* TO BE DONE: Exclude the pictures and return every line exactly as written.

* DATASET:
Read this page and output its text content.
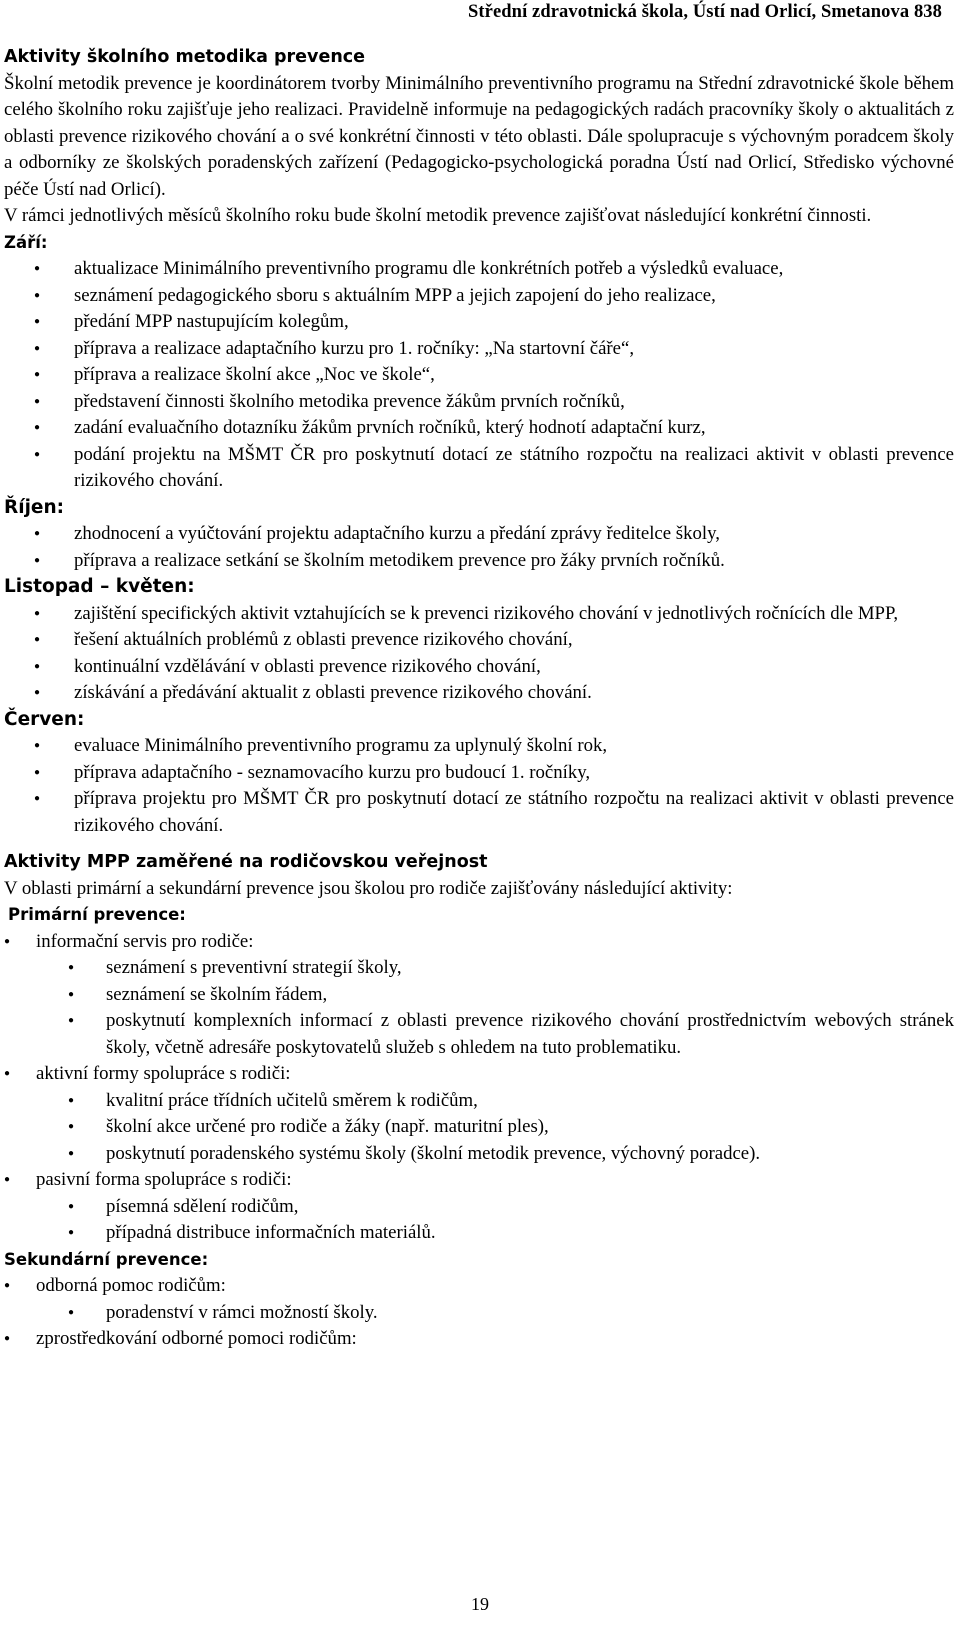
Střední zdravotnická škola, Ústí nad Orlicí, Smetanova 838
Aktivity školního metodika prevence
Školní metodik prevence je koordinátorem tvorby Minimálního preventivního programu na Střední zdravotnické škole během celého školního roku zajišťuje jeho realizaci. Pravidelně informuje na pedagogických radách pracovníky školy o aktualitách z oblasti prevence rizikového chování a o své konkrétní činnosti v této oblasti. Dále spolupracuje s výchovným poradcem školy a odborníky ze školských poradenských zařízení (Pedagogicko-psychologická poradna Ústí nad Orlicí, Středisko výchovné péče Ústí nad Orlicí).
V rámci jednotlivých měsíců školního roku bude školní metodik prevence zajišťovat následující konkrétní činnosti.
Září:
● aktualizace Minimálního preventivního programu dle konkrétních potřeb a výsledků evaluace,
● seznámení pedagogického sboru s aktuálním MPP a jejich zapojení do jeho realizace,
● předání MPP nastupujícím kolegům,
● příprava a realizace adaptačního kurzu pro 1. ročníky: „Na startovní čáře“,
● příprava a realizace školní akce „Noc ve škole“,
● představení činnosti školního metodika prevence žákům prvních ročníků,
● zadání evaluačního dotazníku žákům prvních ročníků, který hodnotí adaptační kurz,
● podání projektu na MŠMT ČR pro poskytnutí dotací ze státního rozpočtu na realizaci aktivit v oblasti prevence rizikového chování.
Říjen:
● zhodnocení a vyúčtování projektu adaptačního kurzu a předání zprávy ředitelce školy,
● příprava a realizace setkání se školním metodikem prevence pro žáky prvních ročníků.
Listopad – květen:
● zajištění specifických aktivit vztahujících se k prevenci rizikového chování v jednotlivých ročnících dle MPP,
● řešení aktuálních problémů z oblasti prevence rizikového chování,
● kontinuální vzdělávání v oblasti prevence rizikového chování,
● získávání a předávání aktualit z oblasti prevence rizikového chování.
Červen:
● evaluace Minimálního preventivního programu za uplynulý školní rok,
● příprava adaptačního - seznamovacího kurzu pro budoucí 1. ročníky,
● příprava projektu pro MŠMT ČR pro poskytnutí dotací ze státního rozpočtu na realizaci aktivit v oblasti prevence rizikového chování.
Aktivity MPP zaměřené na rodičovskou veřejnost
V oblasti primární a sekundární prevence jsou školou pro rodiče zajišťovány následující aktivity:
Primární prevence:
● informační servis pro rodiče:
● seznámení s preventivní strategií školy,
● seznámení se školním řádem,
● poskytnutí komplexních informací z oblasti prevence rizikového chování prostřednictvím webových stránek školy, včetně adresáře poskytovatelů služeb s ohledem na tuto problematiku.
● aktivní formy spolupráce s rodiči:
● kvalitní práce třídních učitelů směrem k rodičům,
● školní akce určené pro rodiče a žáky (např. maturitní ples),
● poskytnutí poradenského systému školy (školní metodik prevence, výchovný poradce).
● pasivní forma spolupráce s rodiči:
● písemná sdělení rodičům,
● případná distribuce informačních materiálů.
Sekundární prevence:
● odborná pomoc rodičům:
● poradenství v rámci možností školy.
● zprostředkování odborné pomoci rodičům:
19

* THE RESULT:
Read this page and output its text content.
Střední zdravotnická škola, Ústí nad Orlicí, Smetanova 838
Aktivity školního metodika prevence
Školní metodik prevence je koordinátorem tvorby Minimálního preventivního programu na Střední zdravotnické škole během celého školního roku zajišťuje jeho realizaci. Pravidelně informuje na pedagogických radách pracovníky školy o aktualitách z oblasti prevence rizikového chování a o své konkrétní činnosti v této oblasti. Dále spolupracuje s výchovným poradcem školy a odborníky ze školských poradenských zařízení (Pedagogicko-psychologická poradna Ústí nad Orlicí, Středisko výchovné péče Ústí nad Orlicí).
V rámci jednotlivých měsíců školního roku bude školní metodik prevence zajišťovat následující konkrétní činnosti.
Září:
● aktualizace Minimálního preventivního programu dle konkrétních potřeb a výsledků evaluace,
● seznámení pedagogického sboru s aktuálním MPP a jejich zapojení do jeho realizace,
● předání MPP nastupujícím kolegům,
● příprava a realizace adaptačního kurzu pro 1. ročníky: „Na startovní čáře“,
● příprava a realizace školní akce „Noc ve škole“,
● představení činnosti školního metodika prevence žákům prvních ročníků,
● zadání evaluačního dotazníku žákům prvních ročníků, který hodnotí adaptační kurz,
● podání projektu na MŠMT ČR pro poskytnutí dotací ze státního rozpočtu na realizaci aktivit v oblasti prevence rizikového chování.
Říjen:
● zhodnocení a vyúčtování projektu adaptačního kurzu a předání zprávy ředitelce školy,
● příprava a realizace setkání se školním metodikem prevence pro žáky prvních ročníků.
Listopad – květen:
● zajištění specifických aktivit vztahujících se k prevenci rizikového chování v jednotlivých ročnících dle MPP,
● řešení aktuálních problémů z oblasti prevence rizikového chování,
● kontinuální vzdělávání v oblasti prevence rizikového chování,
● získávání a předávání aktualit z oblasti prevence rizikového chování.
Červen:
● evaluace Minimálního preventivního programu za uplynulý školní rok,
● příprava adaptačního - seznamovacího kurzu pro budoucí 1. ročníky,
● příprava projektu pro MŠMT ČR pro poskytnutí dotací ze státního rozpočtu na realizaci aktivit v oblasti prevence rizikového chování.
Aktivity MPP zaměřené na rodičovskou veřejnost
V oblasti primární a sekundární prevence jsou školou pro rodiče zajišťovány následující aktivity:
Primární prevence:
● informační servis pro rodiče:
● seznámení s preventivní strategií školy,
● seznámení se školním řádem,
● poskytnutí komplexních informací z oblasti prevence rizikového chování prostřednictvím webových stránek školy, včetně adresáře poskytovatelů služeb s ohledem na tuto problematiku.
● aktivní formy spolupráce s rodiči:
● kvalitní práce třídních učitelů směrem k rodičům,
● školní akce určené pro rodiče a žáky (např. maturitní ples),
● poskytnutí poradenského systému školy (školní metodik prevence, výchovný poradce).
● pasivní forma spolupráce s rodiči:
● písemná sdělení rodičům,
● případná distribuce informačních materiálů.
Sekundární prevence:
● odborná pomoc rodičům:
● poradenství v rámci možností školy.
● zprostředkování odborné pomoci rodičům:
19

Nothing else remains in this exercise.